PROBLEM REQUIREMENTS
Within the material below, find each line bearing the word "value" and present it.

[Recorded data]
* * * * * * * * *
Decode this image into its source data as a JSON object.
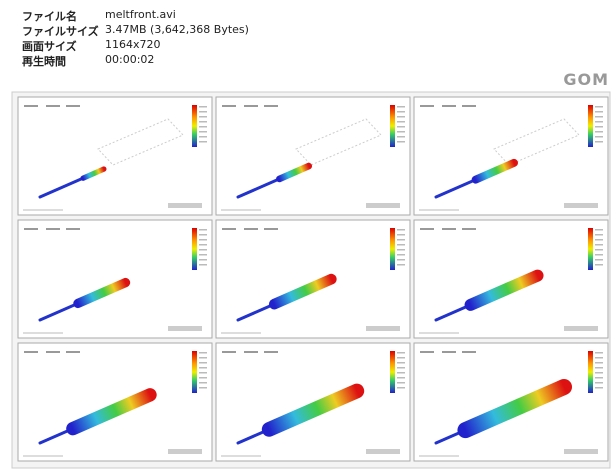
{
  "header": {
    "rows": [
      {
        "label": "ファイル名",
        "value": "meltfront.avi"
      },
      {
        "label": "ファイルサイズ",
        "value": "3.47MB (3,642,368 Bytes)"
      },
      {
        "label": "画面サイズ",
        "value": "1164x720"
      },
      {
        "label": "再生時間",
        "value": "00:00:02"
      }
    ]
  },
  "logo": "GOM"
}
* * * * * * * * *
ANSWER IN FULL
        "value": "meltfront.avi"
        "value": "3.47MB (3,642,368 Bytes)"
        "value": "1164x720"
        "value": "00:00:02"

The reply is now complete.